▸ What is expected:
The records below are made of lines; count those holding the word "гражданами" and give the number only.

▸ Given records:
━━━━━━━━━━━━━━━━━━━━━━━━━━━━━━
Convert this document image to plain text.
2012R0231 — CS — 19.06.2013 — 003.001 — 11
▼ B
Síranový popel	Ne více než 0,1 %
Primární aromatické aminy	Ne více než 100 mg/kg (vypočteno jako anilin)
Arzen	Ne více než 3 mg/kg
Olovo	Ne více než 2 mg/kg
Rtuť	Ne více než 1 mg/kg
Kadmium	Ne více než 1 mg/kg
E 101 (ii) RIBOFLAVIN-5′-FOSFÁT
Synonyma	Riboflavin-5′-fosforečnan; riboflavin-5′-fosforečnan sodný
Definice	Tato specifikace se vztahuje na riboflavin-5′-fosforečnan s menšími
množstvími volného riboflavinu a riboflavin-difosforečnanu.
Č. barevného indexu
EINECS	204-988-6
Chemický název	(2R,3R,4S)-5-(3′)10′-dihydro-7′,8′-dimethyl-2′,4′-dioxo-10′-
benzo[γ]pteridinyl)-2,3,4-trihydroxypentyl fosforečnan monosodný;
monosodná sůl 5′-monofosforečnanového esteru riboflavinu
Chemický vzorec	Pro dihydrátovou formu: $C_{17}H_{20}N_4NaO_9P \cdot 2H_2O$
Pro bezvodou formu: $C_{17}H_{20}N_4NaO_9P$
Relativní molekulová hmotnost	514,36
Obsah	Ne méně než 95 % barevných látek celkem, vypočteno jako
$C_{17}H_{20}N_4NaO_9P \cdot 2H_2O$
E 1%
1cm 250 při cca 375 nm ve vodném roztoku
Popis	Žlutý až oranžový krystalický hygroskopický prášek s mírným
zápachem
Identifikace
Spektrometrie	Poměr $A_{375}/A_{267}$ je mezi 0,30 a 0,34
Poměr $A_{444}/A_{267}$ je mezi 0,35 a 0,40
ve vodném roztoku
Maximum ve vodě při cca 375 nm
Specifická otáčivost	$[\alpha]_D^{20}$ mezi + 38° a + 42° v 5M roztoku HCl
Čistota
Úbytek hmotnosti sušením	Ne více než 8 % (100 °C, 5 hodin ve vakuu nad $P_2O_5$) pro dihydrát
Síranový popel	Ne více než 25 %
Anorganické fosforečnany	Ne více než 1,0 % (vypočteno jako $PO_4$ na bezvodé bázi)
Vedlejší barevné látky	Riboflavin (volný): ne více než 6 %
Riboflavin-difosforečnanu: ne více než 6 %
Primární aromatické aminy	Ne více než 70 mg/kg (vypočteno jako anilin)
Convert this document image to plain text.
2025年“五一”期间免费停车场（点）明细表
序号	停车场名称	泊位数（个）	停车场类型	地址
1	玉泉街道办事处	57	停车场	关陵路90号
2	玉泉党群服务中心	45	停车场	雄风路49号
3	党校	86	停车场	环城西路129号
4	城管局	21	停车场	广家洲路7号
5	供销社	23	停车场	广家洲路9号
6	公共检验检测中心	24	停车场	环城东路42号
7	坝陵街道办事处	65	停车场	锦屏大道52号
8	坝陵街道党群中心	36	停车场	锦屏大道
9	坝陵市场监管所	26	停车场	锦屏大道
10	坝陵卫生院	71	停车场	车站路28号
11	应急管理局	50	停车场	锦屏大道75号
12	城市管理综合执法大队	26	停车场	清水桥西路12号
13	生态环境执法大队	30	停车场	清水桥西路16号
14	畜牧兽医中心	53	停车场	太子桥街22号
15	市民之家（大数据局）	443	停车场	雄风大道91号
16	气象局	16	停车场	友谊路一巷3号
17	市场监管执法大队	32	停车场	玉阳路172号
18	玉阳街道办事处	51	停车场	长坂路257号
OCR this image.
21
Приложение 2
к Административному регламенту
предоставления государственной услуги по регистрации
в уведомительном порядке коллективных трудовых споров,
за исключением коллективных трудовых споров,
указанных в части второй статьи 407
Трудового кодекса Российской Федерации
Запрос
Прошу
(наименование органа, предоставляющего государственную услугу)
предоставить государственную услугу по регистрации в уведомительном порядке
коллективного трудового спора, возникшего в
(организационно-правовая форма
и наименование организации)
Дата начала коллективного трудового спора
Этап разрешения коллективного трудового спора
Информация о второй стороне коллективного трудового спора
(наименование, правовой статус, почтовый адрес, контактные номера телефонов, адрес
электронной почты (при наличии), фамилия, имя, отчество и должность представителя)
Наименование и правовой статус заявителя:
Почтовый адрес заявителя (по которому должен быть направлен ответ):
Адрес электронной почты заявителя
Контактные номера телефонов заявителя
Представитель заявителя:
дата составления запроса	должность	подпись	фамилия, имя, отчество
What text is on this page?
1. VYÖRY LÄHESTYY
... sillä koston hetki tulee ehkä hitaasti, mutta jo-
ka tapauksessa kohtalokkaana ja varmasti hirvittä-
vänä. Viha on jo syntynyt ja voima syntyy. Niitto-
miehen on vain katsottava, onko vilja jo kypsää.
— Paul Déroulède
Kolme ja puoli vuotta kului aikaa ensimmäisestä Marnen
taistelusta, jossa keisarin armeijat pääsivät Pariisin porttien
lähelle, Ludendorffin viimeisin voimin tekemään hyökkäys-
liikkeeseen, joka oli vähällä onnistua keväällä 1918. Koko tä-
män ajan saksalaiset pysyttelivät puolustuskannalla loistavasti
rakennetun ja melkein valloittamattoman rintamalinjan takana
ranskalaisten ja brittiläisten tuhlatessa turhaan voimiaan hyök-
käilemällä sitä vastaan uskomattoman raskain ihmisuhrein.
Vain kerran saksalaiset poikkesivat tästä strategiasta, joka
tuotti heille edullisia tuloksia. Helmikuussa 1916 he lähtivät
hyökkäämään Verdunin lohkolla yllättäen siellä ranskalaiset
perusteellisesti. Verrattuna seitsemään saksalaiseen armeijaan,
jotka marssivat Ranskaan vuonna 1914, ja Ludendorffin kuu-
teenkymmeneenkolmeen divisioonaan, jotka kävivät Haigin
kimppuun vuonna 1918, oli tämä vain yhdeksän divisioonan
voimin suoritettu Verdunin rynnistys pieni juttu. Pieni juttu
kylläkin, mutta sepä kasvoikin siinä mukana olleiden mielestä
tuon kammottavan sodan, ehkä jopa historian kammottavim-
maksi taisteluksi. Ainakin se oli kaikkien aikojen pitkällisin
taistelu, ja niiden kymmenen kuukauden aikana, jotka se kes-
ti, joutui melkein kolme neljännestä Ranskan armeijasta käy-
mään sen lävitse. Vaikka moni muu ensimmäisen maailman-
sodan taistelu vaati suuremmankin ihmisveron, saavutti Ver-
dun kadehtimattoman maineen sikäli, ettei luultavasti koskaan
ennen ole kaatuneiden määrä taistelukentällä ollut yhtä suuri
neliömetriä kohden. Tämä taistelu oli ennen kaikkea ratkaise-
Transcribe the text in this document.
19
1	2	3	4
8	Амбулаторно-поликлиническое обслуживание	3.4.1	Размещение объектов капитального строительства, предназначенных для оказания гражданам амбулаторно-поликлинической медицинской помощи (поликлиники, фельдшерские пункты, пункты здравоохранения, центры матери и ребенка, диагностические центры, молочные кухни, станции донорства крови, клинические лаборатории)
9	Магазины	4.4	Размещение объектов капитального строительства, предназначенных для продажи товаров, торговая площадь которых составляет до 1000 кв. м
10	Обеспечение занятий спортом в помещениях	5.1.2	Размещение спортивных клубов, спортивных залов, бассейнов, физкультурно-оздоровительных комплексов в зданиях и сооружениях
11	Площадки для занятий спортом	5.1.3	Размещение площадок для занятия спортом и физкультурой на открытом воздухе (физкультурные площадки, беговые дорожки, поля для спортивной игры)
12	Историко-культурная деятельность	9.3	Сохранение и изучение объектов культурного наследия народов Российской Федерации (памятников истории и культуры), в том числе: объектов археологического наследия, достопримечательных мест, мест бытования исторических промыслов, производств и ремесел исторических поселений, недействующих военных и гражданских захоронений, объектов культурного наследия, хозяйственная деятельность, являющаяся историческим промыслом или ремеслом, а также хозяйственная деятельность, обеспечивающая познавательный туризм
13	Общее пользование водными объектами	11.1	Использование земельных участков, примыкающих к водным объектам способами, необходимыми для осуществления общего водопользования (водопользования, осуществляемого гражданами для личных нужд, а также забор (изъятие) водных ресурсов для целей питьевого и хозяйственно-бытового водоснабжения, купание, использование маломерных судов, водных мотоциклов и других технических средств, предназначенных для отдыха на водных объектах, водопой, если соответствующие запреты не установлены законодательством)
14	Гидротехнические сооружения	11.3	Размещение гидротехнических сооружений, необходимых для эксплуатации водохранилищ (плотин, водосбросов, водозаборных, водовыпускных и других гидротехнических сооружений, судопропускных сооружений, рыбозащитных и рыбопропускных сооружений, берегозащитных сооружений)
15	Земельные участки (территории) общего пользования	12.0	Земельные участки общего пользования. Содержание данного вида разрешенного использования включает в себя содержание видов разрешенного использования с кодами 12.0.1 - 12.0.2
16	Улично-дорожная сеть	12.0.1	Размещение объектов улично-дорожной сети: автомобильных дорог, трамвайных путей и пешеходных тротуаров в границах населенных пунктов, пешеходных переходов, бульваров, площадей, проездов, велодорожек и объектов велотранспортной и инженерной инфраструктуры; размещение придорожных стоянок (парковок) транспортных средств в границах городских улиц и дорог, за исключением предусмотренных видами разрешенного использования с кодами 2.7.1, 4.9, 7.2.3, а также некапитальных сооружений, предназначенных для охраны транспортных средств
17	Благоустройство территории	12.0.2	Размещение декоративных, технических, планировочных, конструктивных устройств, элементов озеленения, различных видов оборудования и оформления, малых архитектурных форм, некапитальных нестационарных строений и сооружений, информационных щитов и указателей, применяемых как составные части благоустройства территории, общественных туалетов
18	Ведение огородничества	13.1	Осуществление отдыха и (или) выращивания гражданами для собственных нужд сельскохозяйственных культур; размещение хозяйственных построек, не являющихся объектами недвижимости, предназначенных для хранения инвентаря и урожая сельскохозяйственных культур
━━━━━━━━━━━━━━━━━━━━━━━━━━━━━━
▸ Exercise solution:
2